(Entries from a visual dataset)
⁂

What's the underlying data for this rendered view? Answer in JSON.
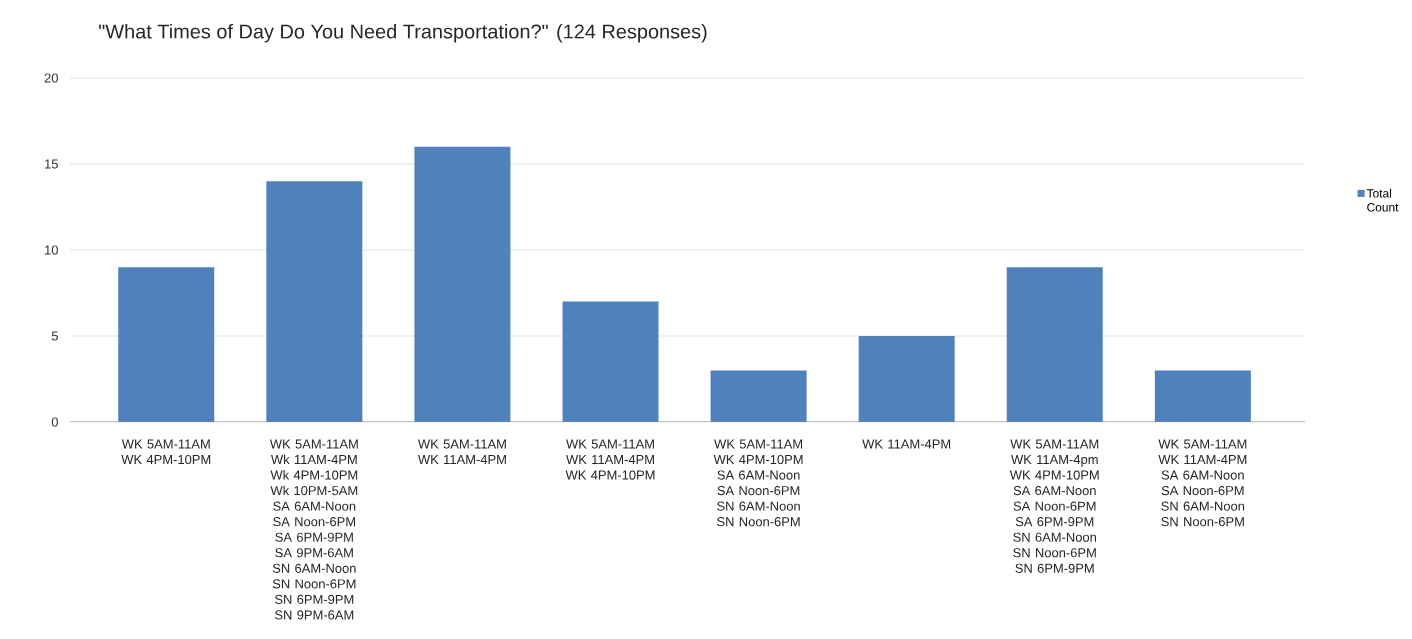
{
  "chart_data": {
    "type": "bar",
    "title": "\"What Times of Day Do You Need Transportation?\" (124 Responses)",
    "categories": [
      "WK 5AM-11AM WK 4PM-10PM",
      "WK 5AM-11AM Wk 11AM-4PM Wk 4PM-10PM Wk 10PM-5AM SA 6AM-Noon SA Noon-6PM SA 6PM-9PM SA 9PM-6AM SN 6AM-Noon SN Noon-6PM SN 6PM-9PM SN 9PM-6AM",
      "WK 5AM-11AM WK 11AM-4PM",
      "WK 5AM-11AM WK 11AM-4PM WK 4PM-10PM",
      "WK 5AM-11AM WK 4PM-10PM SA 6AM-Noon SA Noon-6PM SN 6AM-Noon SN Noon-6PM",
      "WK 11AM-4PM",
      "WK 5AM-11AM WK 11AM-4pm WK 4PM-10PM SA 6AM-Noon SA Noon-6PM SA 6PM-9PM SN 6AM-Noon SN Noon-6PM SN 6PM-9PM",
      "WK 5AM-11AM WK 11AM-4PM SA 6AM-Noon SA Noon-6PM SN 6AM-Noon SN Noon-6PM"
    ],
    "series": [
      {
        "name": "Total Count",
        "color": "#4f81bd",
        "values": [
          9,
          14,
          16,
          7,
          3,
          5,
          9,
          3
        ]
      }
    ],
    "ylim": [
      0,
      20
    ],
    "yticks": [
      0,
      5,
      10,
      15,
      20
    ],
    "grid": "y",
    "legend": "right"
  }
}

⁂

### Task details:
Within the listing above, copy each line that has the string "What".

### Expected answer:
What's the underlying data for this rendered view? Answer in JSON.
    "title": "\"What Times of Day Do You Need Transportation?\" (124 Responses)",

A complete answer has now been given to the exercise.